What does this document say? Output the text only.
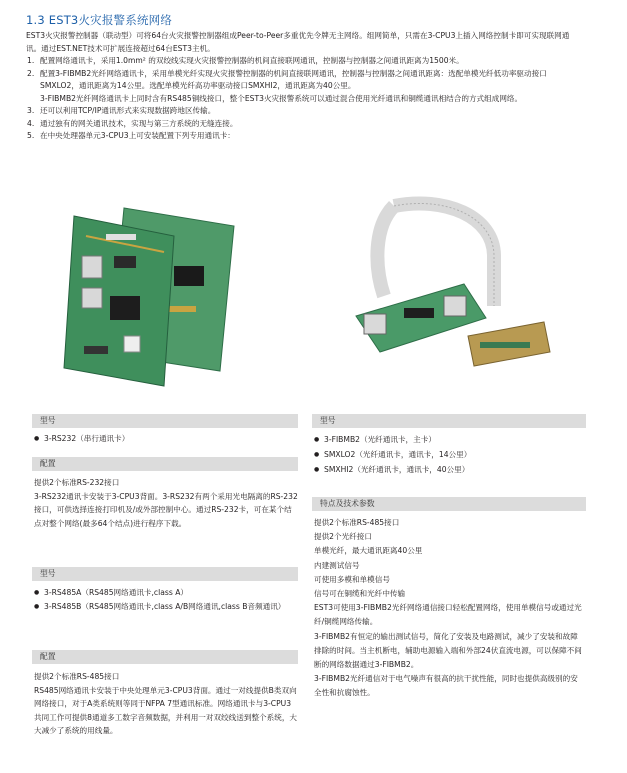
1.3 EST3火灾报警系统网络

EST3火灾报警控制器（联动型）可将64台火灾报警控制器组成Peer-to-Peer多重优先令牌无主网络。组网简单，只需在3-CPU3上插入网络控制卡即可实现联网通讯。通过EST.NET技术可扩展连接超过64台EST3主机。

1. 配置网络通讯卡，采用1.0mm² 的双绞线实现火灾报警控制器的机间直接联网通讯，控制器与控制器之间通讯距离为1500米。
2. 配置3-FIBMB2光纤网络通讯卡，采用单模光纤实现火灾报警控制器的机间直接联网通讯，控制器与控制器之间通讯距离：选配单模光纤低功率驱动接口SMXLO2，通讯距离为14公里。选配单模光纤高功率驱动接口SMXHI2，通讯距离为40公里。
3-FIBMB2光纤网络通讯卡上同时含有RS485铜线接口，整个EST3火灾报警系统可以通过混合使用光纤通讯和铜缆通讯相结合的方式组成网络。
3. 还可以利用TCP/IP通讯形式来实现数据跨地区传输。
4. 通过独有的网关通讯技术，实现与第三方系统的无缝连接。
5. 在中央处理器单元3-CPU3上可安装配置下列专用通讯卡：
型号
● 3-RS232（串行通讯卡）
配置
提供2个标准RS-232接口
3-RS232通讯卡安装于3-CPU3背面。3-RS232有两个采用光电隔离的RS-232接口，可供选择连接打印机及/或外部控制中心。通过RS-232卡，可在某个结点对整个网络(最多64个结点)进行程序下载。
型号
● 3-RS485A（RS485网络通讯卡,class A）
● 3-RS485B（RS485网络通讯卡,class A/B网络通讯,class B音频通讯）
配置
提供2个标准RS-485接口
RS485网络通讯卡安装于中央处理单元3-CPU3背面。通过一对线提供B类双向网络接口，对于A类系统则等同于NFPA 7型通讯标准。网络通讯卡与3-CPU3共同工作可提供8通道多工数字音频数据，并利用一对双绞线送到整个系统，大大减少了系统的用线量。
型号
● 3-FIBMB2（光纤通讯卡，主卡）
● SMXLO2（光纤通讯卡，通讯卡，14公里）
● SMXHI2（光纤通讯卡，通讯卡，40公里）
特点及技术参数
提供2个标准RS-485接口
提供2个光纤接口
单模光纤，最大通讯距离40公里
内建测试信号
可使用多模和单模信号
信号可在铜缆和光纤中传输
EST3可使用3-FIBMB2光纤网络通信接口轻松配置网络，使用单模信号或通过光纤/铜缆网络传输。
3-FIBMB2有恒定的输出测试信号，简化了安装及电路测试，减少了安装和故障排除的时间。当主机断电，辅助电源输入端和外部24伏直流电源，可以保障不间断的网络数据通过3-FIBMB2。
3-FIBMB2光纤通信对于电气噪声有很高的抗干扰性能，同时也提供高级别的安全性和抗腐蚀性。
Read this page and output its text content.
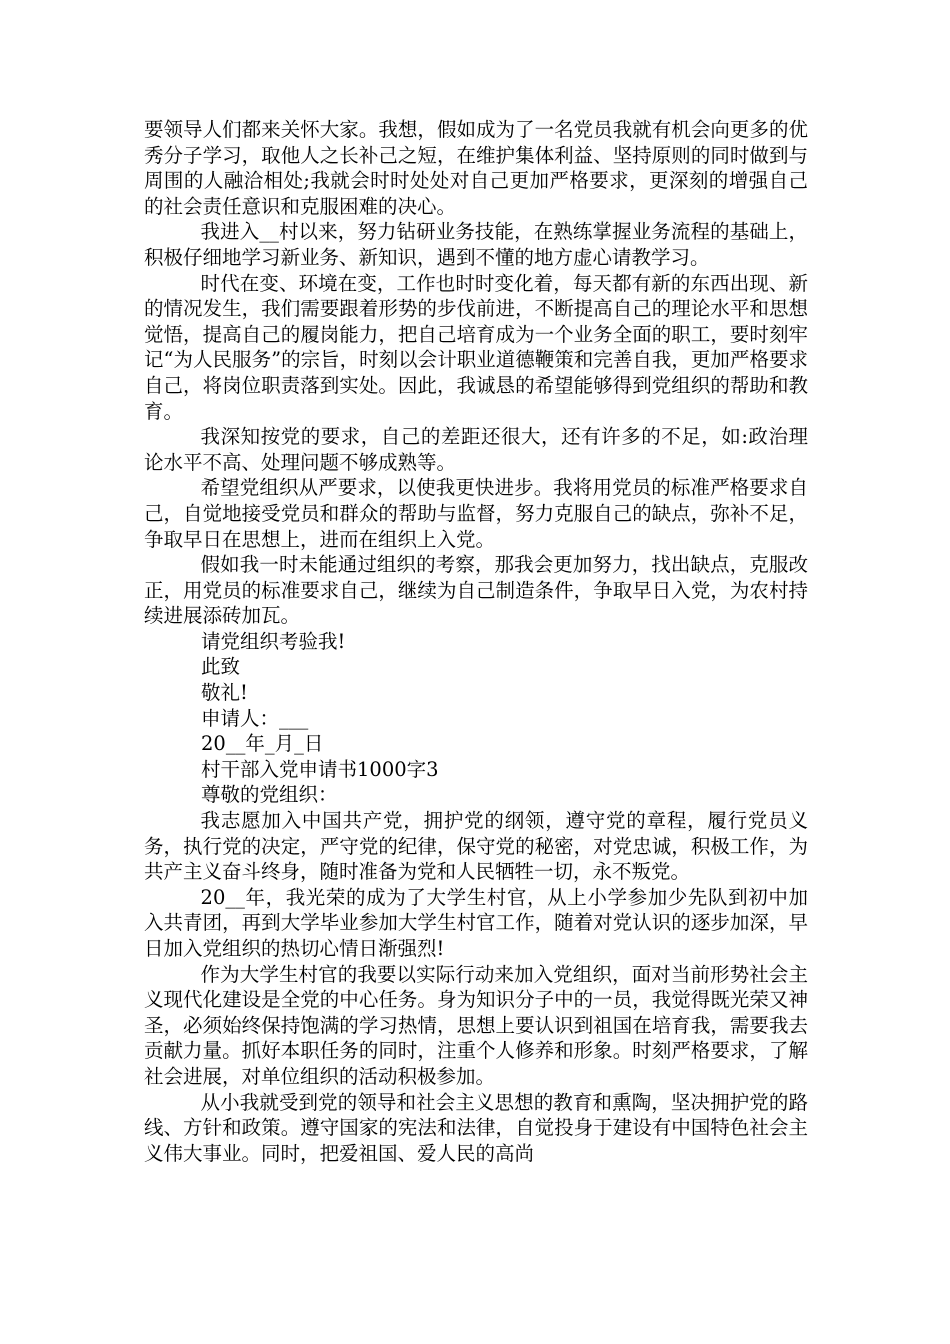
要领导人们都来关怀大家。我想，假如成为了一名党员我就有机会向更多的优秀分子学习，取他人之长补己之短，在维护集体利益、坚持原则的同时做到与周围的人融洽相处;我就会时时处处对自己更加严格要求，更深刻的增强自己的社会责任意识和克服困难的决心。

我进入__村以来，努力钻研业务技能，在熟练掌握业务流程的基础上，积极仔细地学习新业务、新知识，遇到不懂的地方虚心请教学习。

时代在变、环境在变，工作也时时变化着，每天都有新的东西出现、新的情况发生，我们需要跟着形势的步伐前进，不断提高自己的理论水平和思想觉悟，提高自己的履岗能力，把自己培育成为一个业务全面的职工，要时刻牢记“为人民服务”的宗旨，时刻以会计职业道德鞭策和完善自我，更加严格要求自己，将岗位职责落到实处。因此，我诚恳的希望能够得到党组织的帮助和教育。

我深知按党的要求，自己的差距还很大，还有许多的不足，如:政治理论水平不高、处理问题不够成熟等。

希望党组织从严要求，以使我更快进步。我将用党员的标准严格要求自己，自觉地接受党员和群众的帮助与监督，努力克服自己的缺点，弥补不足，争取早日在思想上，进而在组织上入党。

假如我一时未能通过组织的考察，那我会更加努力，找出缺点，克服改正，用党员的标准要求自己，继续为自己制造条件，争取早日入党，为农村持续进展添砖加瓦。

请党组织考验我!

此致

敬礼!

申请人：___

20__年_月_日

村干部入党申请书1000字3

尊敬的党组织：

我志愿加入中国共产党，拥护党的纲领，遵守党的章程，履行党员义务，执行党的决定，严守党的纪律，保守党的秘密，对党忠诚，积极工作，为共产主义奋斗终身，随时准备为党和人民牺牲一切，永不叛党。

20__年，我光荣的成为了大学生村官，从上小学参加少先队到初中加入共青团，再到大学毕业参加大学生村官工作，随着对党认识的逐步加深，早日加入党组织的热切心情日渐强烈!

作为大学生村官的我要以实际行动来加入党组织，面对当前形势社会主义现代化建设是全党的中心任务。身为知识分子中的一员，我觉得既光荣又神圣，必须始终保持饱满的学习热情，思想上要认识到祖国在培育我，需要我去贡献力量。抓好本职任务的同时，注重个人修养和形象。时刻严格要求，了解社会进展，对单位组织的活动积极参加。

从小我就受到党的领导和社会主义思想的教育和熏陶，坚决拥护党的路线、方针和政策。遵守国家的宪法和法律，自觉投身于建设有中国特色社会主义伟大事业。同时，把爱祖国、爱人民的高尚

Problem requirements =>
How many of the lines in the listing above hold the word "text"? Report only that figure.

Finished answer =>
2